给定任务 1 -
在给定文本中,降采样策略要求返回的数据量最多不超过多少条?
给定任务 2 -
给定文本提到,直接返回原始数据会导致哪些问题?请全部列出。
给定任务 3 -
请将给定文本中从“TimescaleDB time_bucket 实现历史数据智能降采样”到“的 time_bucket 函数实现智能降采样。”的这一段重写一遍,并把其中的“传感器”替换为“采集终端”。

给定文本 -
* * * * * * *

TimescaleDB time_bucket 实现历史数据智能降采样

背景

在工业监控系统中,传感器数据通常以每秒一条的频率存储。当用户查询一年的历史数据时,原始数据量可能达到 3000+ 万条,直接返回会导致:

  1. 数据库查询超时
  2. 网络传输压力大
  3. 前端图表渲染卡顿

本文介绍如何使用 TimescaleDB 的 time_bucket 函数实现智能降采样。

核心策略

降采样策略表

根据时间跨度选择合适的采样间隔,确保返回数据量不超过 20,000 条:

private AggregationStrategy CalculateSamplingStrategy(TimeSpan timeSpan) {
    const int maxDataPoints = 20000;
    var totalSeconds = (long)timeSpan.TotalSeconds;

    var strategies = new[] {
        new { Interval = "5 seconds",   Seconds = 5L,       Level = "5秒降采样" },
        new { Interval = "10 seconds",  Seconds = 10L,      Level = "10秒降采样" },
        new { Interval = "30 seconds",  Seconds = 30L,      Level = "30秒降采样" },
        new { Interval = "1 minute",    Seconds = 60L,      Level = "1分钟降采样" },
        new { Interval = "5 minutes",   Seconds = 300L,     Level = "5分钟降采样" },
        new { Interval = "15 minutes",  Seconds = 900L,     Level = "15分钟降采样" },
        new { Interval = "30 minutes",  Seconds = 1800L,    Level = "30分钟降采样" },
        new { Interval = "1 hour",      Seconds = 3600L,    Level = "1小时降采样" },
        new { Interval = "6 hours",     Seconds = 21600L,   Level = "6小时降采样" },
        new { Interval = "12 hours",    Seconds = 43200L,   Level = "12小时降采样" },
        new { Interval = "1 day",       Seconds = 86400L,   Level = "1天降采样" },
        new { Interval = "1 week",      Seconds = 604800L,  Level = "1周降采样" },
        new { Interval = "1 month",     Seconds = 2592000L, Level = "1月降采样" }
    };

    foreach (var strategy in strategies) {
        var estimatedPoints = totalSeconds / strategy.Seconds;
        if (estimatedPoints <= maxDataPoints) {
            return new AggregationStrategy {
                AggregationInterval = strategy.Interval,
                MaxLimit = maxDataPoints,
                AggregationLevel = strategy.Level
            };
        }
    }

    // 极端情况:动态计算间隔
    var requiredInterval = (long)Math.Ceiling(totalSeconds / (double)maxDataPoints);
    return new AggregationStrategy {
        AggregationInterval = $"{requiredInterval} seconds",
        AggregationLevel = $"动态降采样({requiredInterval}秒间隔)"

* * * * * * *

存储数据 -
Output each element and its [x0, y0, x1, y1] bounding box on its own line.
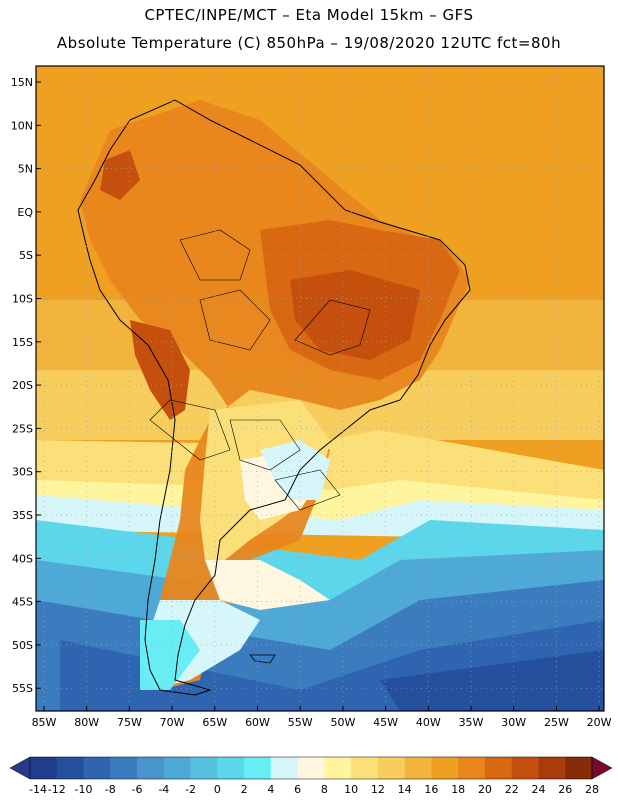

* * * * * * *

答案 1 -
不超过 20,000 条。

答案 2 -
1. 数据库查询超时
2. 网络传输压力大
3. 前端图表渲染卡顿

答案 3 -
TimescaleDB time_bucket 实现历史数据智能降采样

背景

在工业监控系统中,采集终端数据通常以每秒一条的频率存储。当用户查询一年的历史数据时,原始数据量可能达到 3000+ 万条,直接返回会导致:

  1. 数据库查询超时
  2. 网络传输压力大
  3. 前端图表渲染卡顿

本文介绍如何使用 TimescaleDB 的 time_bucket 函数实现智能降采样。